◆ Task statement: Copy every line of the records below where the word "sistema" occurs.

◆ Data for processing:
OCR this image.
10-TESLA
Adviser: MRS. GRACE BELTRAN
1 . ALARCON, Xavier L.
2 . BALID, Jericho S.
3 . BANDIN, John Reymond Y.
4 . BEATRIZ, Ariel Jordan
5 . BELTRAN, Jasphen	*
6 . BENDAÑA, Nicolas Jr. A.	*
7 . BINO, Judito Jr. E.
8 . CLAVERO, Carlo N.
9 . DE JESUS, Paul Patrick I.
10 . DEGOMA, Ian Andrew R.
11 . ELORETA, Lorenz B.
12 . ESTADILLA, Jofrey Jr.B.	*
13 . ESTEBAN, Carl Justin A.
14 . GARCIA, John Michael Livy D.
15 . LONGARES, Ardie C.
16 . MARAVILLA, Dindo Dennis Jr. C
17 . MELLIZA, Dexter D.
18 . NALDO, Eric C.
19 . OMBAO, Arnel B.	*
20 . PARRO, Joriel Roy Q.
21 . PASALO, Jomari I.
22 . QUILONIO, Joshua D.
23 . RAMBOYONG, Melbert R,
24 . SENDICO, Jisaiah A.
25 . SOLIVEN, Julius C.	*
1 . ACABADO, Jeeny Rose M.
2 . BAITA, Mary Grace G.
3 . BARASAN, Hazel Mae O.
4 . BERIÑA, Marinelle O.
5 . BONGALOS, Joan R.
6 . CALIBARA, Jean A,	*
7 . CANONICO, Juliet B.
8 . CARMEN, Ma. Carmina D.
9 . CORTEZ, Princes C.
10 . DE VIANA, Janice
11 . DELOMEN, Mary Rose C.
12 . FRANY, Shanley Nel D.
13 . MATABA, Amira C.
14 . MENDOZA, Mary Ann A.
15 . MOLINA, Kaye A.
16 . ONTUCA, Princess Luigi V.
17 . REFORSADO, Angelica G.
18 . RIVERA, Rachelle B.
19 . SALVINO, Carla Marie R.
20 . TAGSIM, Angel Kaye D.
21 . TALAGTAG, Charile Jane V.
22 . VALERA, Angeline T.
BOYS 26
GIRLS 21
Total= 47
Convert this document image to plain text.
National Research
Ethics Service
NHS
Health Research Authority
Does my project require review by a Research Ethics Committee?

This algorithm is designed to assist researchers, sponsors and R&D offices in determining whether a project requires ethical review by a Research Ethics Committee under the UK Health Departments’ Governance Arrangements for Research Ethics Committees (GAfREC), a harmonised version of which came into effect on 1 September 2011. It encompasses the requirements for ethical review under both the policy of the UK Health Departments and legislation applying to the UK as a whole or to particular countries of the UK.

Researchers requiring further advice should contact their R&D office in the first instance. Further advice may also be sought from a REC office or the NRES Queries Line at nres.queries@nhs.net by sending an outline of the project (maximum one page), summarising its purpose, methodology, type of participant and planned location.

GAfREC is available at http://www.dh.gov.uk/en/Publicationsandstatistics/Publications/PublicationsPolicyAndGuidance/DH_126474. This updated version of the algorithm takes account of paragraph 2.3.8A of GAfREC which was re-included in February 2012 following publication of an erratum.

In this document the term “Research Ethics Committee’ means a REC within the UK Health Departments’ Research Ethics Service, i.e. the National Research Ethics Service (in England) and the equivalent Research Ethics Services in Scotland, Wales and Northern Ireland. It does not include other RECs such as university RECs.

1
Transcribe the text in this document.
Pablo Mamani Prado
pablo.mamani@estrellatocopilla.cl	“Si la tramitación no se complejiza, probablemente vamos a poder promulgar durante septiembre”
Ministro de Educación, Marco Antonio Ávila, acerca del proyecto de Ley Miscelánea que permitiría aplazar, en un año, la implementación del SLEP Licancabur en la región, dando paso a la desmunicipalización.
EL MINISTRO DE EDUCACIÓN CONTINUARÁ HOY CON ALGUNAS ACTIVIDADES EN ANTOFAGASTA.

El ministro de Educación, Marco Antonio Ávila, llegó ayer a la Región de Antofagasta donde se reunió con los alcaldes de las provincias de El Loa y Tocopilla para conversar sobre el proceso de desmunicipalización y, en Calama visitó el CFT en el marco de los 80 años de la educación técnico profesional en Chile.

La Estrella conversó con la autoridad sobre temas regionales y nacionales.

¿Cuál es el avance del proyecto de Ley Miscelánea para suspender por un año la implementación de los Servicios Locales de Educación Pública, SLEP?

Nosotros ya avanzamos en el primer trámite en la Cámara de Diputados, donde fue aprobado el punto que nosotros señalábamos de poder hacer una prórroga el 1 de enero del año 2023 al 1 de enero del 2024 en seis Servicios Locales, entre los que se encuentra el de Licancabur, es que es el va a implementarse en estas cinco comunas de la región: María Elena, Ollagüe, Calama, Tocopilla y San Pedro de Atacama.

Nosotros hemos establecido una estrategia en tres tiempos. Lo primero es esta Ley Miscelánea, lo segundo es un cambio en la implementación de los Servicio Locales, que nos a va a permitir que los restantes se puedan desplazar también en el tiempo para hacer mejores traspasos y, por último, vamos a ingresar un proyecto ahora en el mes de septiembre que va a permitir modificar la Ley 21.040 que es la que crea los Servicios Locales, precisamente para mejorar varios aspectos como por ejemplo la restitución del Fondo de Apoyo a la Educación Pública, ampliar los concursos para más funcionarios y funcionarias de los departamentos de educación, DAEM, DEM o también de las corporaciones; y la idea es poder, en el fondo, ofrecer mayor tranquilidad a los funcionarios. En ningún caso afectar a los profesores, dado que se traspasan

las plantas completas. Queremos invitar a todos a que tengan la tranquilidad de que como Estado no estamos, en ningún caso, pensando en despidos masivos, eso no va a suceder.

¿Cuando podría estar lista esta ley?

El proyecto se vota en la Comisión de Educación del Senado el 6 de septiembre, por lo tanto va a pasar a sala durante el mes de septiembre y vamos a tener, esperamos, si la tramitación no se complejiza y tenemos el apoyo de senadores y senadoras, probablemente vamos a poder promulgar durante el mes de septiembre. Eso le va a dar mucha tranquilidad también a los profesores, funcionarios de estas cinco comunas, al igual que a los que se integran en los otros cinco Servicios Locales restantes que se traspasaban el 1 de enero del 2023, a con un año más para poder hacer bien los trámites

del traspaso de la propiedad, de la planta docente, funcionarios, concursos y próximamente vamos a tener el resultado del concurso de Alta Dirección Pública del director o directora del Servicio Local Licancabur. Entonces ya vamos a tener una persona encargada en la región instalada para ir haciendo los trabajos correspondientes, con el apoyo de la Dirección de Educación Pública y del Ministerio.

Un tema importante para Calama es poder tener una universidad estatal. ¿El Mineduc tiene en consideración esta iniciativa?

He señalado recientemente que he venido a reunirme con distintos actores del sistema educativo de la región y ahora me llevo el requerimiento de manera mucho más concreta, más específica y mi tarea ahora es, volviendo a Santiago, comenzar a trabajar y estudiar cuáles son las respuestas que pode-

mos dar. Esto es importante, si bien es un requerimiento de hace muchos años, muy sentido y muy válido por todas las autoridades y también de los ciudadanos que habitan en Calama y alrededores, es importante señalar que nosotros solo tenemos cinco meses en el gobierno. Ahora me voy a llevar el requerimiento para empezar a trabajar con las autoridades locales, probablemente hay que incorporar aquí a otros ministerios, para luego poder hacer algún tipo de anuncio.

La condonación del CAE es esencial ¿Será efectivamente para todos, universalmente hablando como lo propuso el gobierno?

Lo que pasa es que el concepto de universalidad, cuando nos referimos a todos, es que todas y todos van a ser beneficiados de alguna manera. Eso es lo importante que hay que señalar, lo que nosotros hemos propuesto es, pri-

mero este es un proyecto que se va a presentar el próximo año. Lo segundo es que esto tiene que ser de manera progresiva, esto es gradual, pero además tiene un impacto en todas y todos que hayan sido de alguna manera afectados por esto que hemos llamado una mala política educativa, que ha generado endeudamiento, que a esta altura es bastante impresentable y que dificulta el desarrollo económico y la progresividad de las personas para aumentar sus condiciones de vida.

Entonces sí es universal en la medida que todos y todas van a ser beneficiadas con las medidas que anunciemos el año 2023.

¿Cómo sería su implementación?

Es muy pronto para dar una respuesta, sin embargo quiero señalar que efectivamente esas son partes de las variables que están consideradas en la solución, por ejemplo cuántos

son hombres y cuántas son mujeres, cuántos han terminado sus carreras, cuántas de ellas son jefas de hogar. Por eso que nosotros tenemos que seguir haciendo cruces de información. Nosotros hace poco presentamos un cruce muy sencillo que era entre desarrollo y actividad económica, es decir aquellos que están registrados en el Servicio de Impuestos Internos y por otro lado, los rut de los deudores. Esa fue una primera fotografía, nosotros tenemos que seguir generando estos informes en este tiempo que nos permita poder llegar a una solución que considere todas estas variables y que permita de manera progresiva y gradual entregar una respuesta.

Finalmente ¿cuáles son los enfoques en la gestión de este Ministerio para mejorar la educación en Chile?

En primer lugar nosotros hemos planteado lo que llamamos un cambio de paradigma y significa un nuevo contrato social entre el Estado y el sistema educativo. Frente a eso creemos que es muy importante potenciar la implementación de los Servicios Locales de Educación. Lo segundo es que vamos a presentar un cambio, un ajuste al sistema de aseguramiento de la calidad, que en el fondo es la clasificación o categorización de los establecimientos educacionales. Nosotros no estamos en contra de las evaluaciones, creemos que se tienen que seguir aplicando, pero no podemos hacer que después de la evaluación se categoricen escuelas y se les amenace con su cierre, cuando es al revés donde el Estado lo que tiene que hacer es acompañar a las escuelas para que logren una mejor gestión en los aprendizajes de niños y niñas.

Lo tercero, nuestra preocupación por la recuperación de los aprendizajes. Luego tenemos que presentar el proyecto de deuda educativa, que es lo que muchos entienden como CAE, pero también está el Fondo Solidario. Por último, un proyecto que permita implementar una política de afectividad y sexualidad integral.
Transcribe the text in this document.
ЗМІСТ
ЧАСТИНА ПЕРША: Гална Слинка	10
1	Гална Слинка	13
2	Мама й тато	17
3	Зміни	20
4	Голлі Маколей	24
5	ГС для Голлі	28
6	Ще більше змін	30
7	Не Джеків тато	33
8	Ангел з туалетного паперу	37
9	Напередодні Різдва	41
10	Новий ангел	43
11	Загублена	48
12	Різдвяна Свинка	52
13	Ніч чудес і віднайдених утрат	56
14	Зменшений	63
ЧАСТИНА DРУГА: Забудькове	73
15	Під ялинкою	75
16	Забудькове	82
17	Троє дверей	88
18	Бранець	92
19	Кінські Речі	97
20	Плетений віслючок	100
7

◆ Response for this exercise:
He señalado recientemente que he venido a reunirme con distintos actores del sistema educativo de la región y ahora me llevo el requerimiento de manera mucho más concreta, más específica y mi tarea ahora es, volviendo a Santiago, comenzar a trabajar y estudiar cuáles son las respuestas que pode-
En primer lugar nosotros hemos planteado lo que llamamos un cambio de paradigma y significa un nuevo contrato social entre el Estado y el sistema educativo. Frente a eso creemos que es muy importante potenciar la implementación de los Servicios Locales de Educación. Lo segundo es que vamos a presentar un cambio, un ajuste al sistema de aseguramiento de la calidad, que en el fondo es la clasificación o categorización de los establecimientos educacionales. Nosotros no estamos en contra de las evaluaciones, creemos que se tienen que seguir aplicando, pero no podemos hacer que después de la evaluación se categoricen escuelas y se les amenace con su cierre, cuando es al revés donde el Estado lo que tiene que hacer es acompañar a las escuelas para que logren una mejor gestión en los aprendizajes de niños y niñas.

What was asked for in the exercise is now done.